**ITEMS:**
============================================================

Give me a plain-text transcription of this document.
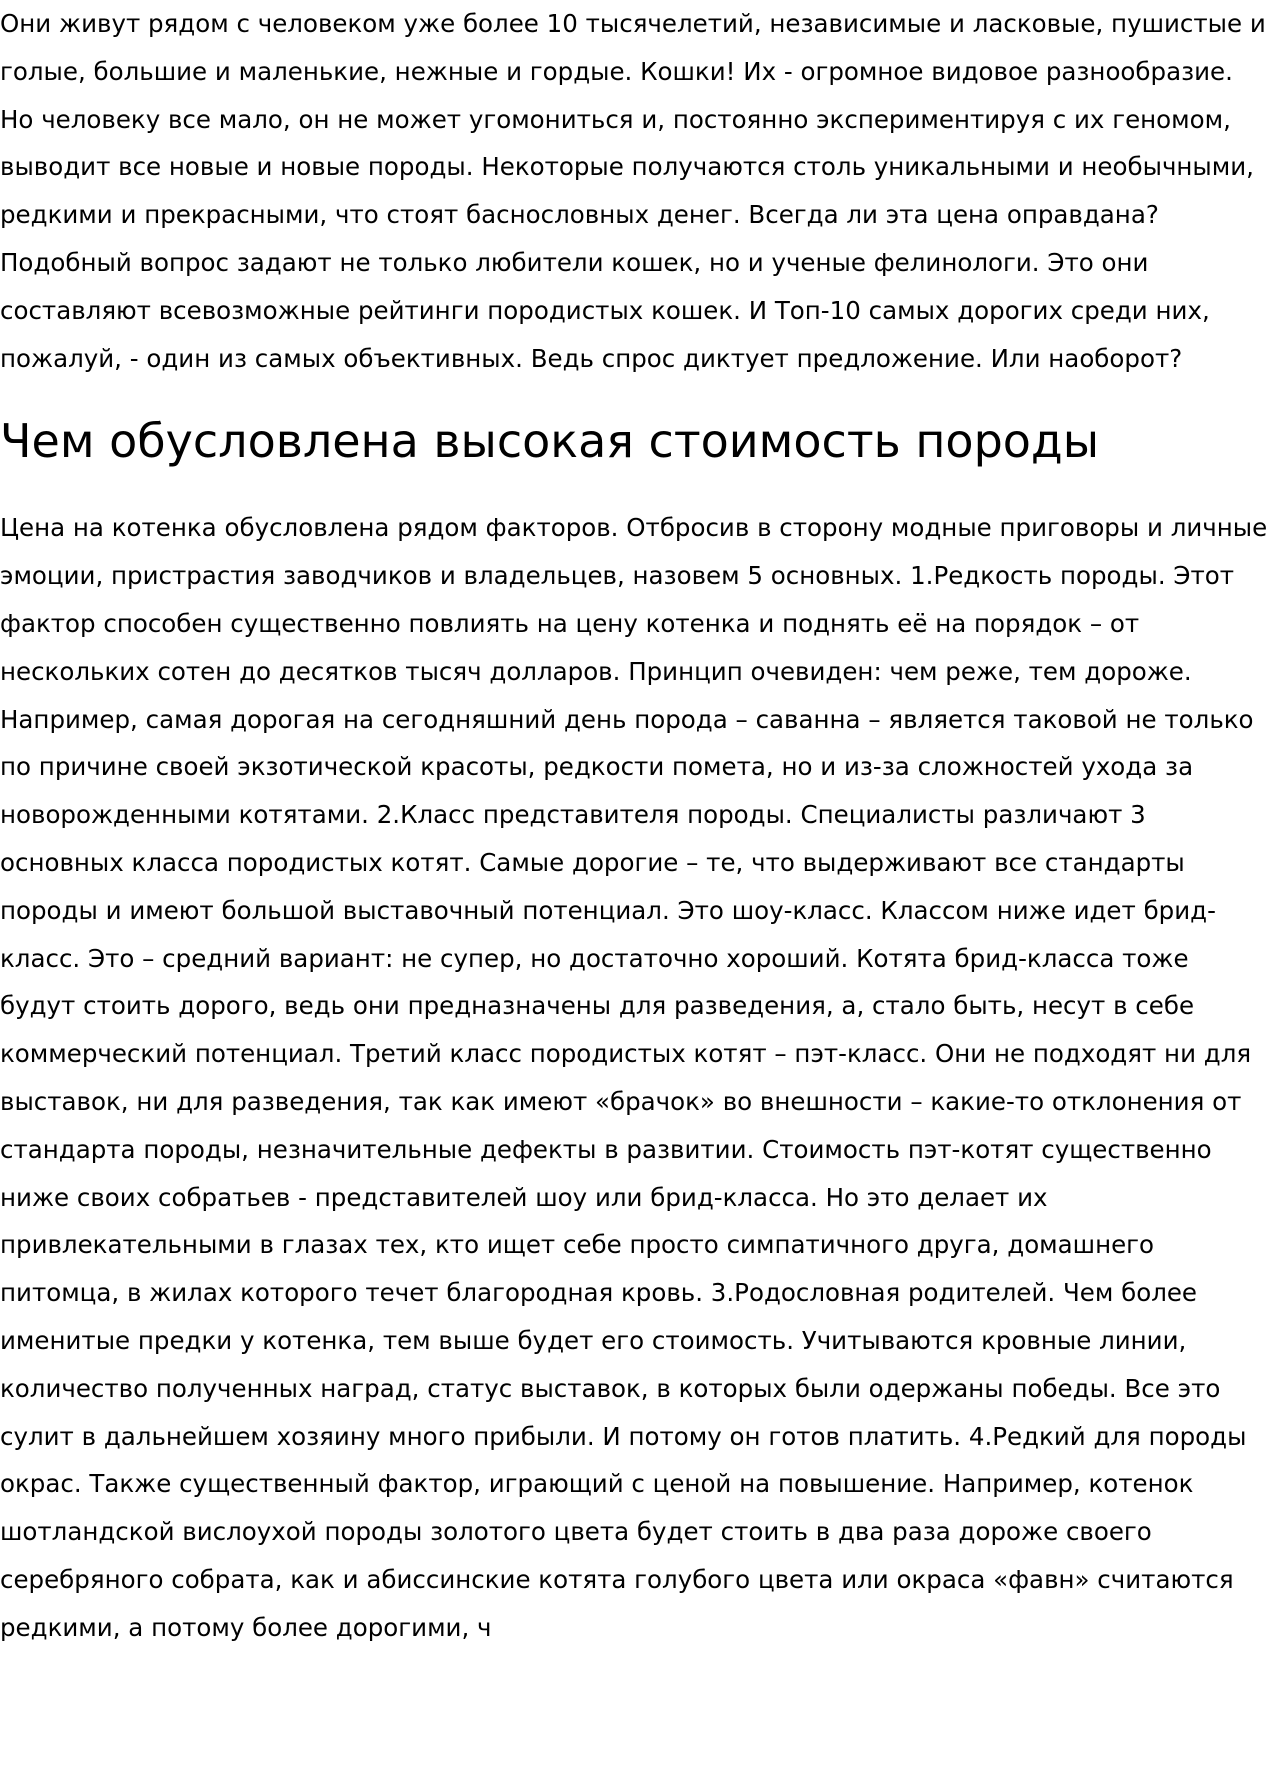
Они живут рядом с человеком уже более 10 тысячелетий, независимые и ласковые, пушистые и голые, большие и маленькие, нежные и гордые. Кошки! Их - огромное видовое разнообразие. Но человеку все мало, он не может угомониться и, постоянно экспериментируя с их геномом, выводит все новые и новые породы. Некоторые получаются столь уникальными и необычными, редкими и прекрасными, что стоят баснословных денег. Всегда ли эта цена оправдана? Подобный вопрос задают не только любители кошек, но и ученые фелинологи. Это они составляют всевозможные рейтинги породистых кошек. И Топ-10 самых дорогих среди них, пожалуй, - один из самых объективных. Ведь спрос диктует предложение. Или наоборот?

Чем обусловлена высокая стоимость породы

Цена на котенка обусловлена рядом факторов. Отбросив в сторону модные приговоры и личные эмоции, пристрастия заводчиков и владельцев, назовем 5 основных. 1.Редкость породы. Этот фактор способен существенно повлиять на цену котенка и поднять её на порядок – от нескольких сотен до десятков тысяч долларов. Принцип очевиден: чем реже, тем дороже. Например, самая дорогая на сегодняшний день порода – саванна – является таковой не только по причине своей экзотической красоты, редкости помета, но и из-за сложностей ухода за новорожденными котятами. 2.Класс представителя породы. Специалисты различают 3 основных класса породистых котят. Самые дорогие – те, что выдерживают все стандарты породы и имеют большой выставочный потенциал. Это шоу-класс. Классом ниже идет брид-класс. Это – средний вариант: не супер, но достаточно хороший. Котята брид-класса тоже будут стоить дорого, ведь они предназначены для разведения, а, стало быть, несут в себе коммерческий потенциал. Третий класс породистых котят – пэт-класс. Они не подходят ни для выставок, ни для разведения, так как имеют «брачок» во внешности – какие-то отклонения от стандарта породы, незначительные дефекты в развитии. Стоимость пэт-котят существенно ниже своих собратьев - представителей шоу или брид-класса. Но это делает их привлекательными в глазах тех, кто ищет себе просто симпатичного друга, домашнего питомца, в жилах которого течет благородная кровь. 3.Родословная родителей. Чем более именитые предки у котенка, тем выше будет его стоимость. Учитываются кровные линии, количество полученных наград, статус выставок, в которых были одержаны победы. Все это сулит в дальнейшем хозяину много прибыли. И потому он готов платить. 4.Редкий для породы окрас. Также существенный фактор, играющий с ценой на повышение. Например, котенок шотландской вислоухой породы золотого цвета будет стоить в два раза дороже своего серебряного собрата, как и абиссинские котята голубого цвета или окраса «фавн» считаются редкими, а потому более дорогими, ч
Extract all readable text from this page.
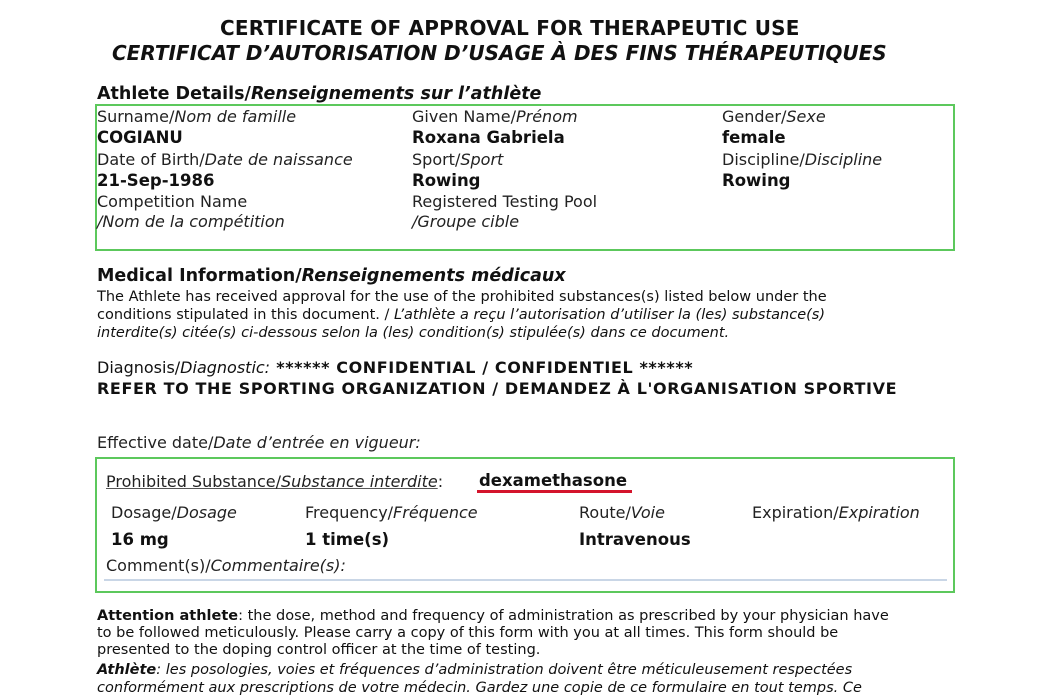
CERTIFICATE OF APPROVAL FOR THERAPEUTIC USE
CERTIFICAT D’AUTORISATION D’USAGE À DES FINS THÉRAPEUTIQUES
Athlete Details/Renseignements sur l’athlète
Surname/Nom de famille
COGIANU
Given Name/Prénom
Roxana Gabriela
Gender/Sexe
female
Date of Birth/Date de naissance
21-Sep-1986
Sport/Sport
Rowing
Discipline/Discipline
Rowing
Competition Name
/Nom de la compétition
Registered Testing Pool
/Groupe cible
Medical Information/Renseignements médicaux
The Athlete has received approval for the use of the prohibited substances(s) listed below under the
conditions stipulated in this document. / L’athlète a reçu l’autorisation d’utiliser la (les) substance(s)
interdite(s) citée(s) ci-dessous selon la (les) condition(s) stipulée(s) dans ce document.
Diagnosis/Diagnostic: ****** CONFIDENTIAL / CONFIDENTIEL ******
REFER TO THE SPORTING ORGANIZATION / DEMANDEZ À L'ORGANISATION SPORTIVE
Effective date/Date d’entrée en vigueur:
Prohibited Substance/Substance interdite: dexamethasone
Dosage/Dosage
16 mg
Frequency/Fréquence
1 time(s)
Route/Voie
Intravenous
Expiration/Expiration
Comment(s)/Commentaire(s):
Attention athlete: the dose, method and frequency of administration as prescribed by your physician have
to be followed meticulously. Please carry a copy of this form with you at all times. This form should be
presented to the doping control officer at the time of testing.
Athlète: les posologies, voies et fréquences d’administration doivent être méticuleusement respectées
conformément aux prescriptions de votre médecin. Gardez une copie de ce formulaire en tout temps. Ce
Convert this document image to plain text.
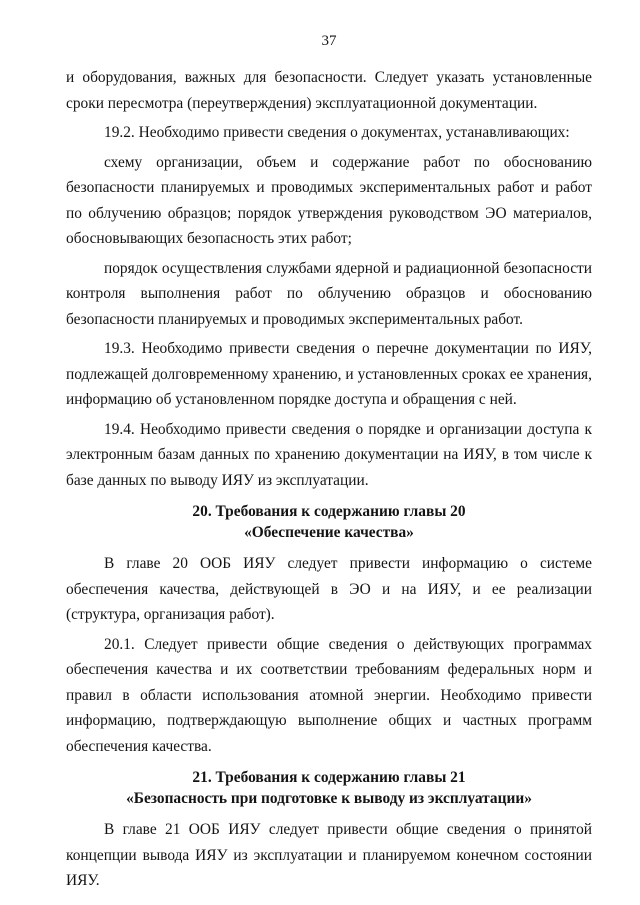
37

и оборудования, важных для безопасности. Следует указать установленные сроки пересмотра (переутверждения) эксплуатационной документации.

19.2. Необходимо привести сведения о документах, устанавливающих:

схему организации, объем и содержание работ по обоснованию безопасности планируемых и проводимых экспериментальных работ и работ по облучению образцов; порядок утверждения руководством ЭО материалов, обосновывающих безопасность этих работ;

порядок осуществления службами ядерной и радиационной безопасности контроля выполнения работ по облучению образцов и обоснованию безопасности планируемых и проводимых экспериментальных работ.

19.3. Необходимо привести сведения о перечне документации по ИЯУ, подлежащей долговременному хранению, и установленных сроках ее хранения, информацию об установленном порядке доступа и обращения с ней.

19.4. Необходимо привести сведения о порядке и организации доступа к электронным базам данных по хранению документации на ИЯУ, в том числе к базе данных по выводу ИЯУ из эксплуатации.

20. Требования к содержанию главы 20
«Обеспечение качества»

В главе 20 ООБ ИЯУ следует привести информацию о системе обеспечения качества, действующей в ЭО и на ИЯУ, и ее реализации (структура, организация работ).

20.1. Следует привести общие сведения о действующих программах обеспечения качества и их соответствии требованиям федеральных норм и правил в области использования атомной энергии. Необходимо привести информацию, подтверждающую выполнение общих и частных программ обеспечения качества.

21. Требования к содержанию главы 21
«Безопасность при подготовке к выводу из эксплуатации»

В главе 21 ООБ ИЯУ следует привести общие сведения о принятой концепции вывода ИЯУ из эксплуатации и планируемом конечном состоянии ИЯУ.
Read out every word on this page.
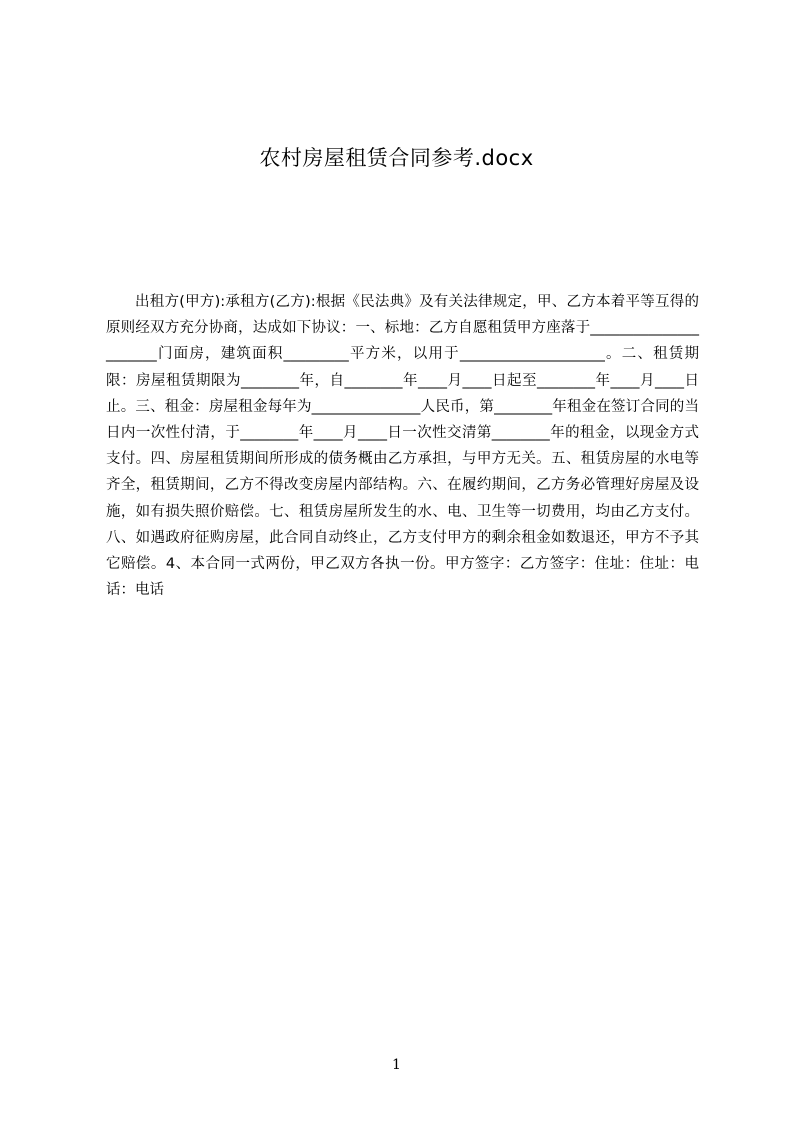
农村房屋租赁合同参考.docx

出租方(甲方):承租方(乙方):根据《民法典》及有关法律规定，甲、乙方本着平等互得的原则经双方充分协商，达成如下协议：一、标地：乙方自愿租赁甲方座落于______________________门面房，建筑面积_________平方米，以用于____________________。二、租赁期限：房屋租赁期限为________年，自________年____月____日起至________年____月____日止。三、租金：房屋租金每年为_______________人民币，第________年租金在签订合同的当日内一次性付清，于________年____月____日一次性交清第________年的租金，以现金方式支付。四、房屋租赁期间所形成的债务概由乙方承担，与甲方无关。五、租赁房屋的水电等齐全，租赁期间，乙方不得改变房屋内部结构。六、在履约期间，乙方务必管理好房屋及设施，如有损失照价赔偿。七、租赁房屋所发生的水、电、卫生等一切费用，均由乙方支付。八、如遇政府征购房屋，此合同自动终止，乙方支付甲方的剩余租金如数退还，甲方不予其它赔偿。4、本合同一式两份，甲乙双方各执一份。甲方签字：乙方签字：住址：住址：电话：电话

1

============================================================

**OBJECTIVE:** Leave the pictures out, and print every line of the listing exactly as written.

**OUTPUT OF THE EXERCISE:**
Give me a plain-text transcription of this document.
Они живут рядом с человеком уже более 10 тысячелетий, независимые и ласковые, пушистые и голые, большие и маленькие, нежные и гордые. Кошки! Их - огромное видовое разнообразие. Но человеку все мало, он не может угомониться и, постоянно экспериментируя с их геномом, выводит все новые и новые породы. Некоторые получаются столь уникальными и необычными, редкими и прекрасными, что стоят баснословных денег. Всегда ли эта цена оправдана? Подобный вопрос задают не только любители кошек, но и ученые фелинологи. Это они составляют всевозможные рейтинги породистых кошек. И Топ-10 самых дорогих среди них, пожалуй, - один из самых объективных. Ведь спрос диктует предложение. Или наоборот?

Чем обусловлена высокая стоимость породы

Цена на котенка обусловлена рядом факторов. Отбросив в сторону модные приговоры и личные эмоции, пристрастия заводчиков и владельцев, назовем 5 основных. 1.Редкость породы. Этот фактор способен существенно повлиять на цену котенка и поднять её на порядок – от нескольких сотен до десятков тысяч долларов. Принцип очевиден: чем реже, тем дороже. Например, самая дорогая на сегодняшний день порода – саванна – является таковой не только по причине своей экзотической красоты, редкости помета, но и из-за сложностей ухода за новорожденными котятами. 2.Класс представителя породы. Специалисты различают 3 основных класса породистых котят. Самые дорогие – те, что выдерживают все стандарты породы и имеют большой выставочный потенциал. Это шоу-класс. Классом ниже идет брид-класс. Это – средний вариант: не супер, но достаточно хороший. Котята брид-класса тоже будут стоить дорого, ведь они предназначены для разведения, а, стало быть, несут в себе коммерческий потенциал. Третий класс породистых котят – пэт-класс. Они не подходят ни для выставок, ни для разведения, так как имеют «брачок» во внешности – какие-то отклонения от стандарта породы, незначительные дефекты в развитии. Стоимость пэт-котят существенно ниже своих собратьев - представителей шоу или брид-класса. Но это делает их привлекательными в глазах тех, кто ищет себе просто симпатичного друга, домашнего питомца, в жилах которого течет благородная кровь. 3.Родословная родителей. Чем более именитые предки у котенка, тем выше будет его стоимость. Учитываются кровные линии, количество полученных наград, статус выставок, в которых были одержаны победы. Все это сулит в дальнейшем хозяину много прибыли. И потому он готов платить. 4.Редкий для породы окрас. Также существенный фактор, играющий с ценой на повышение. Например, котенок шотландской вислоухой породы золотого цвета будет стоить в два раза дороже своего серебряного собрата, как и абиссинские котята голубого цвета или окраса «фавн» считаются редкими, а потому более дорогими, ч
Extract all readable text from this page.
CERTIFICATE OF APPROVAL FOR THERAPEUTIC USE
CERTIFICAT D’AUTORISATION D’USAGE À DES FINS THÉRAPEUTIQUES
Athlete Details/Renseignements sur l’athlète
Surname/Nom de famille
COGIANU
Given Name/Prénom
Roxana Gabriela
Gender/Sexe
female
Date of Birth/Date de naissance
21-Sep-1986
Sport/Sport
Rowing
Discipline/Discipline
Rowing
Competition Name
/Nom de la compétition
Registered Testing Pool
/Groupe cible
Medical Information/Renseignements médicaux
The Athlete has received approval for the use of the prohibited substances(s) listed below under the
conditions stipulated in this document. / L’athlète a reçu l’autorisation d’utiliser la (les) substance(s)
interdite(s) citée(s) ci-dessous selon la (les) condition(s) stipulée(s) dans ce document.
Diagnosis/Diagnostic: ****** CONFIDENTIAL / CONFIDENTIEL ******
REFER TO THE SPORTING ORGANIZATION / DEMANDEZ À L'ORGANISATION SPORTIVE
Effective date/Date d’entrée en vigueur:
Prohibited Substance/Substance interdite: dexamethasone
Dosage/Dosage
16 mg
Frequency/Fréquence
1 time(s)
Route/Voie
Intravenous
Expiration/Expiration
Comment(s)/Commentaire(s):
Attention athlete: the dose, method and frequency of administration as prescribed by your physician have
to be followed meticulously. Please carry a copy of this form with you at all times. This form should be
presented to the doping control officer at the time of testing.
Athlète: les posologies, voies et fréquences d’administration doivent être méticuleusement respectées
conformément aux prescriptions de votre médecin. Gardez une copie de ce formulaire en tout temps. Ce
Convert this document image to plain text.
37

и оборудования, важных для безопасности. Следует указать установленные сроки пересмотра (переутверждения) эксплуатационной документации.

19.2. Необходимо привести сведения о документах, устанавливающих:

схему организации, объем и содержание работ по обоснованию безопасности планируемых и проводимых экспериментальных работ и работ по облучению образцов; порядок утверждения руководством ЭО материалов, обосновывающих безопасность этих работ;

порядок осуществления службами ядерной и радиационной безопасности контроля выполнения работ по облучению образцов и обоснованию безопасности планируемых и проводимых экспериментальных работ.

19.3. Необходимо привести сведения о перечне документации по ИЯУ, подлежащей долговременному хранению, и установленных сроках ее хранения, информацию об установленном порядке доступа и обращения с ней.

19.4. Необходимо привести сведения о порядке и организации доступа к электронным базам данных по хранению документации на ИЯУ, в том числе к базе данных по выводу ИЯУ из эксплуатации.

20. Требования к содержанию главы 20
«Обеспечение качества»

В главе 20 ООБ ИЯУ следует привести информацию о системе обеспечения качества, действующей в ЭО и на ИЯУ, и ее реализации (структура, организация работ).

20.1. Следует привести общие сведения о действующих программах обеспечения качества и их соответствии требованиям федеральных норм и правил в области использования атомной энергии. Необходимо привести информацию, подтверждающую выполнение общих и частных программ обеспечения качества.

21. Требования к содержанию главы 21
«Безопасность при подготовке к выводу из эксплуатации»

В главе 21 ООБ ИЯУ следует привести общие сведения о принятой концепции вывода ИЯУ из эксплуатации и планируемом конечном состоянии ИЯУ.
Read out every word on this page.
农村房屋租赁合同参考.docx

出租方(甲方):承租方(乙方):根据《民法典》及有关法律规定，甲、乙方本着平等互得的原则经双方充分协商，达成如下协议：一、标地：乙方自愿租赁甲方座落于______________________门面房，建筑面积_________平方米，以用于____________________。二、租赁期限：房屋租赁期限为________年，自________年____月____日起至________年____月____日止。三、租金：房屋租金每年为_______________人民币，第________年租金在签订合同的当日内一次性付清，于________年____月____日一次性交清第________年的租金，以现金方式支付。四、房屋租赁期间所形成的债务概由乙方承担，与甲方无关。五、租赁房屋的水电等齐全，租赁期间，乙方不得改变房屋内部结构。六、在履约期间，乙方务必管理好房屋及设施，如有损失照价赔偿。七、租赁房屋所发生的水、电、卫生等一切费用，均由乙方支付。八、如遇政府征购房屋，此合同自动终止，乙方支付甲方的剩余租金如数退还，甲方不予其它赔偿。4、本合同一式两份，甲乙双方各执一份。甲方签字：乙方签字：住址：住址：电话：电话

1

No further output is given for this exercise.